» Stored records:
^^^^^^^^

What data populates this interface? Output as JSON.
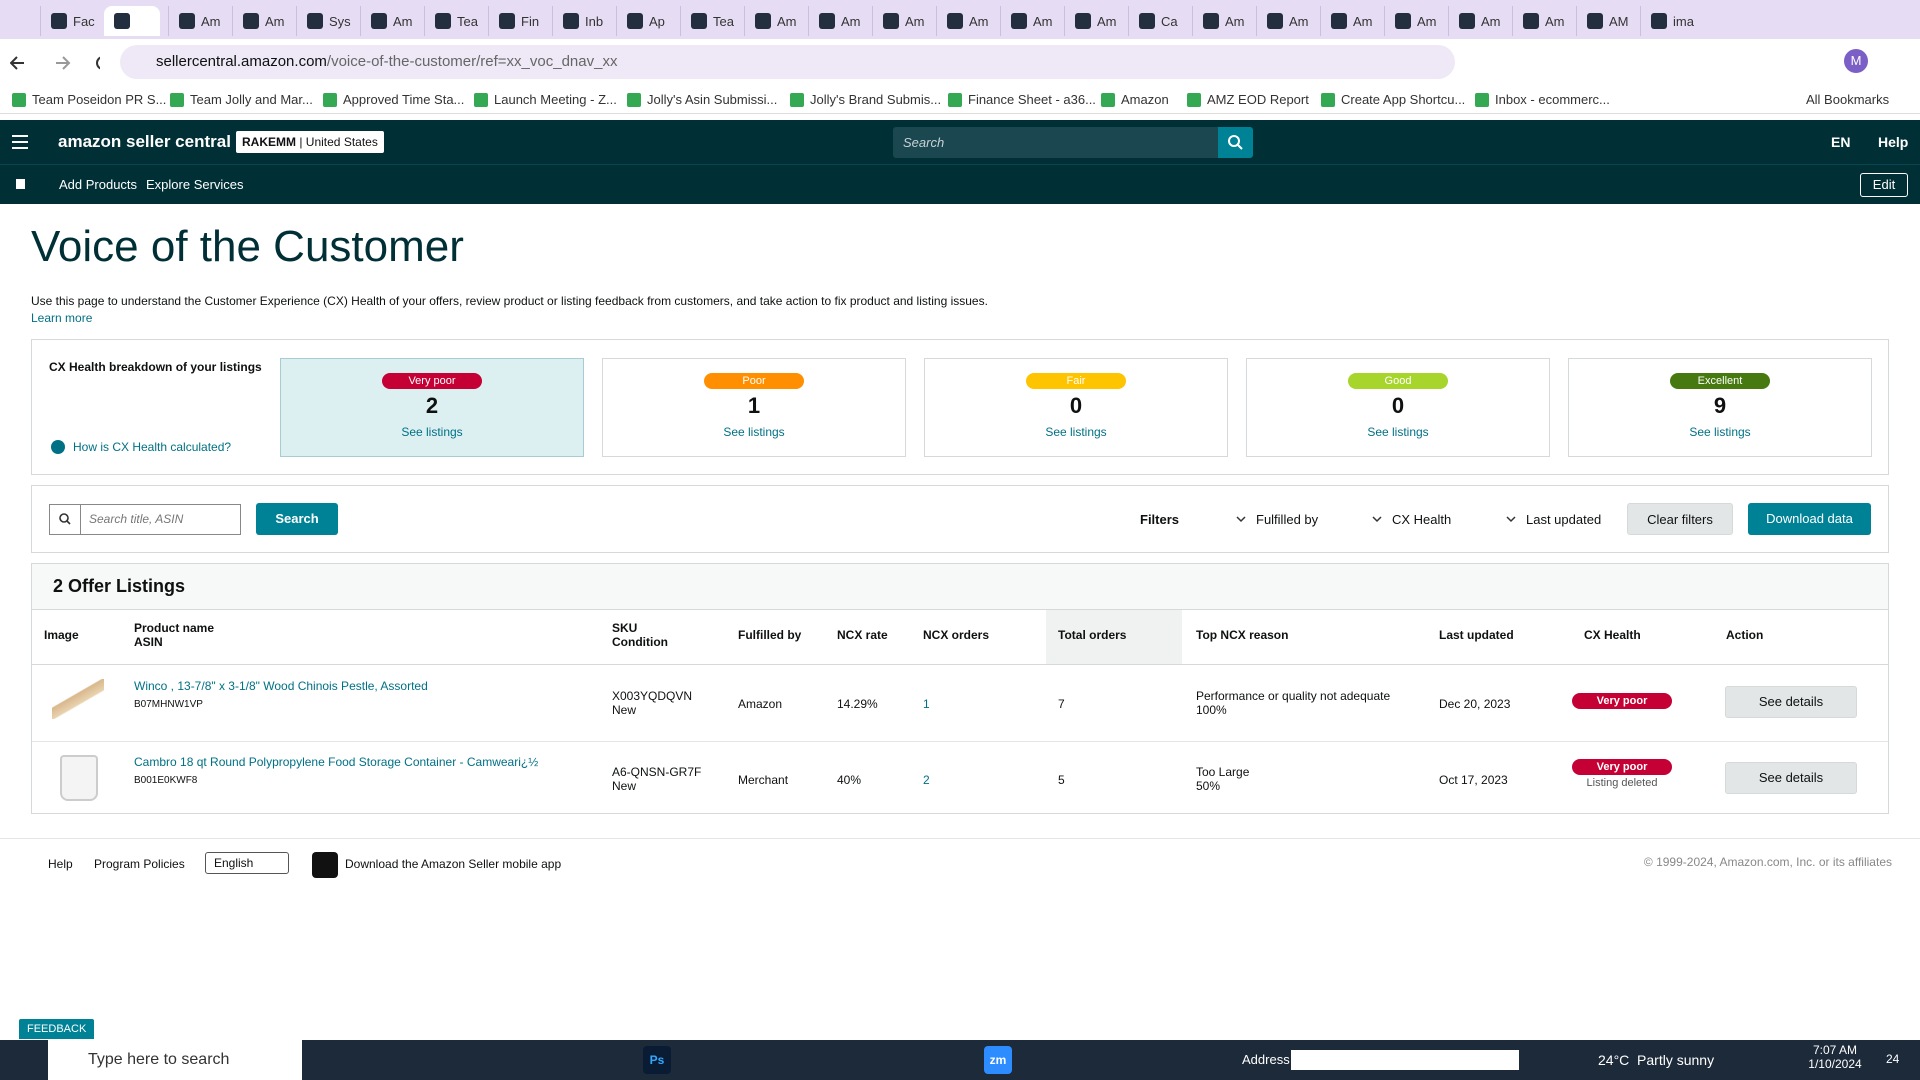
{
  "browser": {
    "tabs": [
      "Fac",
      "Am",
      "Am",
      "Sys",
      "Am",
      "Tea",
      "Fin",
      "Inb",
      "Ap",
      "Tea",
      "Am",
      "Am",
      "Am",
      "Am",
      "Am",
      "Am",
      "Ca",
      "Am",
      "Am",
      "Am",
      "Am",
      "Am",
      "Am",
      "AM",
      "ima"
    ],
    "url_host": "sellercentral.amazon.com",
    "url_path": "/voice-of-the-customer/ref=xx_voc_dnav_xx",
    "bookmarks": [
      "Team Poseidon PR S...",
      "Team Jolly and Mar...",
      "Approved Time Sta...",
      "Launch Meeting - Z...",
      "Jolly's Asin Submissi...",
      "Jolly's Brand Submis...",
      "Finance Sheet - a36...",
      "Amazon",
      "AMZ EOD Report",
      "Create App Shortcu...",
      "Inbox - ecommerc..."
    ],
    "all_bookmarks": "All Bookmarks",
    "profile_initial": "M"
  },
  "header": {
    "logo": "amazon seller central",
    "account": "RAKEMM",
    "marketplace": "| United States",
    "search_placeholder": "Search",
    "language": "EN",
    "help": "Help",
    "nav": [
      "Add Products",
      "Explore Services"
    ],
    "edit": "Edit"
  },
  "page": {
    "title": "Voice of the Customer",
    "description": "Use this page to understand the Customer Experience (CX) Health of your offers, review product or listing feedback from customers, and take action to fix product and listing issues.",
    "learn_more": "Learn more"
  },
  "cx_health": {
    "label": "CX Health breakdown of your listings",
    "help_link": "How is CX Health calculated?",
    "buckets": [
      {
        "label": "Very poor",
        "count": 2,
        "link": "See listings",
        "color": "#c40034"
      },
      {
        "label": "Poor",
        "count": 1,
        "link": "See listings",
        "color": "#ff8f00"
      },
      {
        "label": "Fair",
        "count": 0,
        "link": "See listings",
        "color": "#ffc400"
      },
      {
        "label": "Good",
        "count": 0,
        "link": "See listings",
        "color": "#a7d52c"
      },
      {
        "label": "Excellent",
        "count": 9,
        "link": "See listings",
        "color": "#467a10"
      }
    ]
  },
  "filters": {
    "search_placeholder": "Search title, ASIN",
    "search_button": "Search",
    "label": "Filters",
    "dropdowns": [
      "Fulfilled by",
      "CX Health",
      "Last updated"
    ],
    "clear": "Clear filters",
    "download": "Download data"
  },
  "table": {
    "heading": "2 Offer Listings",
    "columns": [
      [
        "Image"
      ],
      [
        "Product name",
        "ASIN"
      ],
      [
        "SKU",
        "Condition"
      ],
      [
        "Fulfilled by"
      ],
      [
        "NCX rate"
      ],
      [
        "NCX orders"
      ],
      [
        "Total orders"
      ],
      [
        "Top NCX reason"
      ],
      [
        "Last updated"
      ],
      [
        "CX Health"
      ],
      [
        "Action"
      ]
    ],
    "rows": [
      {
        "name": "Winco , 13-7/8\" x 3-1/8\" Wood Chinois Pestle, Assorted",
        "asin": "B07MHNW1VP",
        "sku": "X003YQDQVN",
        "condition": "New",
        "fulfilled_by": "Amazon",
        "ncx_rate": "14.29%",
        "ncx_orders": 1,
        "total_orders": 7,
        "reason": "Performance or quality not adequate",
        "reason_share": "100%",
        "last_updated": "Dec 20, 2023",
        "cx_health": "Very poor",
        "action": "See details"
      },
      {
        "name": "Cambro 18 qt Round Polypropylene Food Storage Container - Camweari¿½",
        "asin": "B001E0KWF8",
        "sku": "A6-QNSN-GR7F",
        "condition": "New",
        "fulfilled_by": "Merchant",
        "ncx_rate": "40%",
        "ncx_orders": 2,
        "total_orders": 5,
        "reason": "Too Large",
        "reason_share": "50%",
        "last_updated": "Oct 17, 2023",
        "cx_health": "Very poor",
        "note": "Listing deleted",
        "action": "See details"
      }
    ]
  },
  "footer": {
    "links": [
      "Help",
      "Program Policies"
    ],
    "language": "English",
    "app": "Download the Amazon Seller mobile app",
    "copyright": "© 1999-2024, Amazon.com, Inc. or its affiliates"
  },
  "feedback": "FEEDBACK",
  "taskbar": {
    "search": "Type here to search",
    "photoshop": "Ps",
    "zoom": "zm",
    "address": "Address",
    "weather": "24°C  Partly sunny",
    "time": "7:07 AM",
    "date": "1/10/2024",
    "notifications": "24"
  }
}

^^^^^^^^

» What you are asked to do: Pictures in the records above should not be copied. Repeat everything else exactly.

» Completed task:
What data populates this interface? Output as JSON.
{
  "browser": {
    "tabs": [
      "Fac",
      "Am",
      "Am",
      "Sys",
      "Am",
      "Tea",
      "Fin",
      "Inb",
      "Ap",
      "Tea",
      "Am",
      "Am",
      "Am",
      "Am",
      "Am",
      "Am",
      "Ca",
      "Am",
      "Am",
      "Am",
      "Am",
      "Am",
      "Am",
      "AM",
      "ima"
    ],
    "url_host": "sellercentral.amazon.com",
    "url_path": "/voice-of-the-customer/ref=xx_voc_dnav_xx",
    "bookmarks": [
      "Team Poseidon PR S...",
      "Team Jolly and Mar...",
      "Approved Time Sta...",
      "Launch Meeting - Z...",
      "Jolly's Asin Submissi...",
      "Jolly's Brand Submis...",
      "Finance Sheet - a36...",
      "Amazon",
      "AMZ EOD Report",
      "Create App Shortcu...",
      "Inbox - ecommerc..."
    ],
    "all_bookmarks": "All Bookmarks",
    "profile_initial": "M"
  },
  "header": {
    "logo": "amazon seller central",
    "account": "RAKEMM",
    "marketplace": "| United States",
    "search_placeholder": "Search",
    "language": "EN",
    "help": "Help",
    "nav": [
      "Add Products",
      "Explore Services"
    ],
    "edit": "Edit"
  },
  "page": {
    "title": "Voice of the Customer",
    "description": "Use this page to understand the Customer Experience (CX) Health of your offers, review product or listing feedback from customers, and take action to fix product and listing issues.",
    "learn_more": "Learn more"
  },
  "cx_health": {
    "label": "CX Health breakdown of your listings",
    "help_link": "How is CX Health calculated?",
    "buckets": [
      {
        "label": "Very poor",
        "count": 2,
        "link": "See listings",
        "color": "#c40034"
      },
      {
        "label": "Poor",
        "count": 1,
        "link": "See listings",
        "color": "#ff8f00"
      },
      {
        "label": "Fair",
        "count": 0,
        "link": "See listings",
        "color": "#ffc400"
      },
      {
        "label": "Good",
        "count": 0,
        "link": "See listings",
        "color": "#a7d52c"
      },
      {
        "label": "Excellent",
        "count": 9,
        "link": "See listings",
        "color": "#467a10"
      }
    ]
  },
  "filters": {
    "search_placeholder": "Search title, ASIN",
    "search_button": "Search",
    "label": "Filters",
    "dropdowns": [
      "Fulfilled by",
      "CX Health",
      "Last updated"
    ],
    "clear": "Clear filters",
    "download": "Download data"
  },
  "table": {
    "heading": "2 Offer Listings",
    "columns": [
      [
        "Image"
      ],
      [
        "Product name",
        "ASIN"
      ],
      [
        "SKU",
        "Condition"
      ],
      [
        "Fulfilled by"
      ],
      [
        "NCX rate"
      ],
      [
        "NCX orders"
      ],
      [
        "Total orders"
      ],
      [
        "Top NCX reason"
      ],
      [
        "Last updated"
      ],
      [
        "CX Health"
      ],
      [
        "Action"
      ]
    ],
    "rows": [
      {
        "name": "Winco , 13-7/8\" x 3-1/8\" Wood Chinois Pestle, Assorted",
        "asin": "B07MHNW1VP",
        "sku": "X003YQDQVN",
        "condition": "New",
        "fulfilled_by": "Amazon",
        "ncx_rate": "14.29%",
        "ncx_orders": 1,
        "total_orders": 7,
        "reason": "Performance or quality not adequate",
        "reason_share": "100%",
        "last_updated": "Dec 20, 2023",
        "cx_health": "Very poor",
        "action": "See details"
      },
      {
        "name": "Cambro 18 qt Round Polypropylene Food Storage Container - Camweari¿½",
        "asin": "B001E0KWF8",
        "sku": "A6-QNSN-GR7F",
        "condition": "New",
        "fulfilled_by": "Merchant",
        "ncx_rate": "40%",
        "ncx_orders": 2,
        "total_orders": 5,
        "reason": "Too Large",
        "reason_share": "50%",
        "last_updated": "Oct 17, 2023",
        "cx_health": "Very poor",
        "note": "Listing deleted",
        "action": "See details"
      }
    ]
  },
  "footer": {
    "links": [
      "Help",
      "Program Policies"
    ],
    "language": "English",
    "app": "Download the Amazon Seller mobile app",
    "copyright": "© 1999-2024, Amazon.com, Inc. or its affiliates"
  },
  "feedback": "FEEDBACK",
  "taskbar": {
    "search": "Type here to search",
    "photoshop": "Ps",
    "zoom": "zm",
    "address": "Address",
    "weather": "24°C  Partly sunny",
    "time": "7:07 AM",
    "date": "1/10/2024",
    "notifications": "24"
  }
}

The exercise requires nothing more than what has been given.